==== Data shown ====

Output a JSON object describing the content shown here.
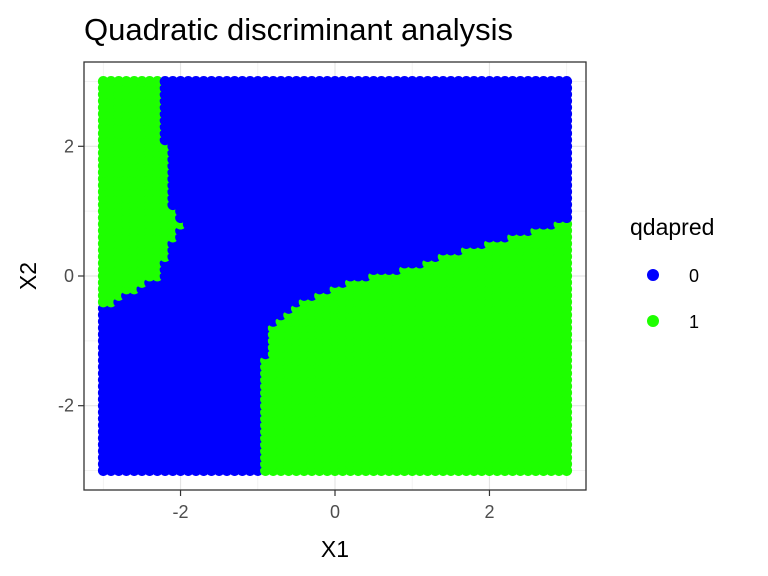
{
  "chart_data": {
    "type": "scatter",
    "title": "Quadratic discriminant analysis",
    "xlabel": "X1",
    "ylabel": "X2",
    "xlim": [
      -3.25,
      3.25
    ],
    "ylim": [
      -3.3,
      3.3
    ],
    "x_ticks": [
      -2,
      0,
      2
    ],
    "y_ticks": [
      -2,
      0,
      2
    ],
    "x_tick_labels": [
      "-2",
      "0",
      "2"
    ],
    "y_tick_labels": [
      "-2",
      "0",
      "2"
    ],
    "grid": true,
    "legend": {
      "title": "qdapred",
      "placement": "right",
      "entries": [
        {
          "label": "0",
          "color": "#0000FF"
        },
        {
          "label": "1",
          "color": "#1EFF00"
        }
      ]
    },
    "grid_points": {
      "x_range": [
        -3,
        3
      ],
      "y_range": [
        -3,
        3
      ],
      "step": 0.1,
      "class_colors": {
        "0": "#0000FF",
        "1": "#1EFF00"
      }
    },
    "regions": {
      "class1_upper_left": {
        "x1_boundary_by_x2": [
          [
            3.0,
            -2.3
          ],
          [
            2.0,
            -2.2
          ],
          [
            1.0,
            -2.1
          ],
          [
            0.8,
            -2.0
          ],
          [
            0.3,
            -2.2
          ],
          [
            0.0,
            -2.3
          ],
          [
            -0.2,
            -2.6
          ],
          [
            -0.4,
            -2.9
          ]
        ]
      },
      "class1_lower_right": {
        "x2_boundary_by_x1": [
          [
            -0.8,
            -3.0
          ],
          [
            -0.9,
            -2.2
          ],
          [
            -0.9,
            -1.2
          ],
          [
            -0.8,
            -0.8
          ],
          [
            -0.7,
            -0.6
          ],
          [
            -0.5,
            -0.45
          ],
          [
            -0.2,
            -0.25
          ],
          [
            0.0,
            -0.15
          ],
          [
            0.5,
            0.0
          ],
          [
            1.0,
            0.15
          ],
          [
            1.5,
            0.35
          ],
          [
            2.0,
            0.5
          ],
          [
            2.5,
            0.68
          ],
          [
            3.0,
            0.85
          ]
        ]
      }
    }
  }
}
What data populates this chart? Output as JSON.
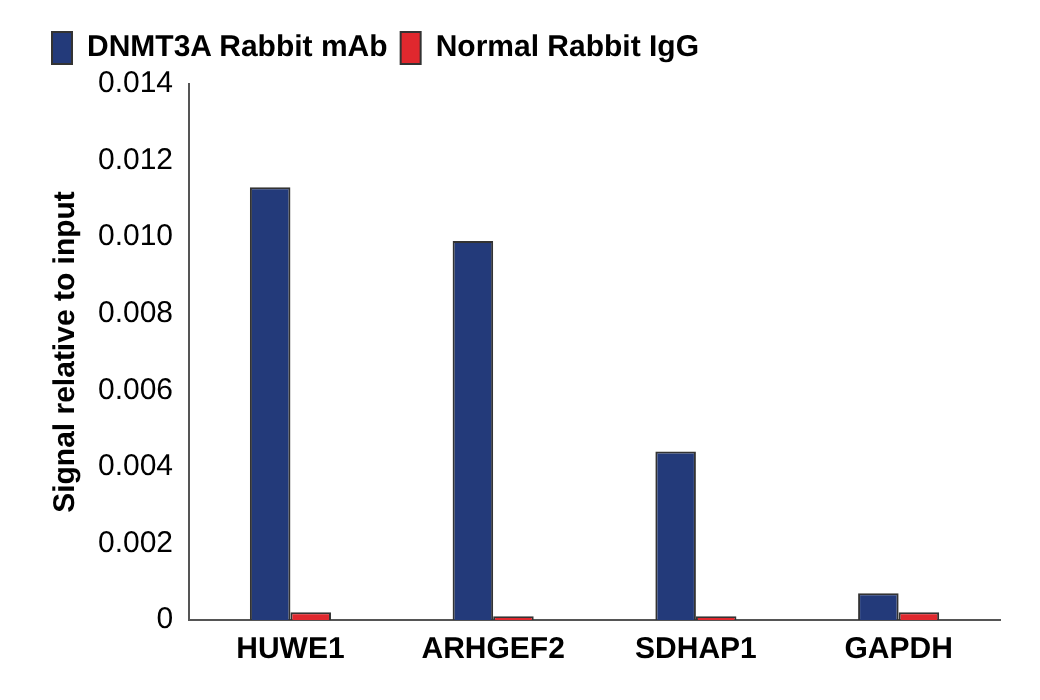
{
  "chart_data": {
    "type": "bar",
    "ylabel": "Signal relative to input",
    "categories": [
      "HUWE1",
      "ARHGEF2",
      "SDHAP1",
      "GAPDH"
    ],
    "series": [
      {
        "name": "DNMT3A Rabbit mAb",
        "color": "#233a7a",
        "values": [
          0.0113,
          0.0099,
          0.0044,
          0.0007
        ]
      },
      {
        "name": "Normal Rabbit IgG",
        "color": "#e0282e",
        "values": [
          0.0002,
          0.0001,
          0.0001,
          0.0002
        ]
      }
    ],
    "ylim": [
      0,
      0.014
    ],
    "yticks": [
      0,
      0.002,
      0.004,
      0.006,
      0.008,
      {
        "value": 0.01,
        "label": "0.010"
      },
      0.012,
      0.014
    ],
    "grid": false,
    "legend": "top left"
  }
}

====

→ **Work to be completed**
Go through the listing above and write it all out exactly, leaving out any picture.

→ **Exercise answer**
Output a JSON object describing the content shown here.
{
  "chart_data": {
    "type": "scatter",
    "title": "Quadratic discriminant analysis",
    "xlabel": "X1",
    "ylabel": "X2",
    "xlim": [
      -3.25,
      3.25
    ],
    "ylim": [
      -3.3,
      3.3
    ],
    "x_ticks": [
      -2,
      0,
      2
    ],
    "y_ticks": [
      -2,
      0,
      2
    ],
    "x_tick_labels": [
      "-2",
      "0",
      "2"
    ],
    "y_tick_labels": [
      "-2",
      "0",
      "2"
    ],
    "grid": true,
    "legend": {
      "title": "qdapred",
      "placement": "right",
      "entries": [
        {
          "label": "0",
          "color": "#0000FF"
        },
        {
          "label": "1",
          "color": "#1EFF00"
        }
      ]
    },
    "grid_points": {
      "x_range": [
        -3,
        3
      ],
      "y_range": [
        -3,
        3
      ],
      "step": 0.1,
      "class_colors": {
        "0": "#0000FF",
        "1": "#1EFF00"
      }
    },
    "regions": {
      "class1_upper_left": {
        "x1_boundary_by_x2": [
          [
            3.0,
            -2.3
          ],
          [
            2.0,
            -2.2
          ],
          [
            1.0,
            -2.1
          ],
          [
            0.8,
            -2.0
          ],
          [
            0.3,
            -2.2
          ],
          [
            0.0,
            -2.3
          ],
          [
            -0.2,
            -2.6
          ],
          [
            -0.4,
            -2.9
          ]
        ]
      },
      "class1_lower_right": {
        "x2_boundary_by_x1": [
          [
            -0.8,
            -3.0
          ],
          [
            -0.9,
            -2.2
          ],
          [
            -0.9,
            -1.2
          ],
          [
            -0.8,
            -0.8
          ],
          [
            -0.7,
            -0.6
          ],
          [
            -0.5,
            -0.45
          ],
          [
            -0.2,
            -0.25
          ],
          [
            0.0,
            -0.15
          ],
          [
            0.5,
            0.0
          ],
          [
            1.0,
            0.15
          ],
          [
            1.5,
            0.35
          ],
          [
            2.0,
            0.5
          ],
          [
            2.5,
            0.68
          ],
          [
            3.0,
            0.85
          ]
        ]
      }
    }
  }
}
What data populates this chart? Output as JSON.
{
  "chart_data": {
    "type": "bar",
    "ylabel": "Signal relative to input",
    "categories": [
      "HUWE1",
      "ARHGEF2",
      "SDHAP1",
      "GAPDH"
    ],
    "series": [
      {
        "name": "DNMT3A Rabbit mAb",
        "color": "#233a7a",
        "values": [
          0.0113,
          0.0099,
          0.0044,
          0.0007
        ]
      },
      {
        "name": "Normal Rabbit IgG",
        "color": "#e0282e",
        "values": [
          0.0002,
          0.0001,
          0.0001,
          0.0002
        ]
      }
    ],
    "ylim": [
      0,
      0.014
    ],
    "yticks": [
      0,
      0.002,
      0.004,
      0.006,
      0.008,
      {
        "value": 0.01,
        "label": "0.010"
      },
      0.012,
      0.014
    ],
    "grid": false,
    "legend": "top left"
  }
}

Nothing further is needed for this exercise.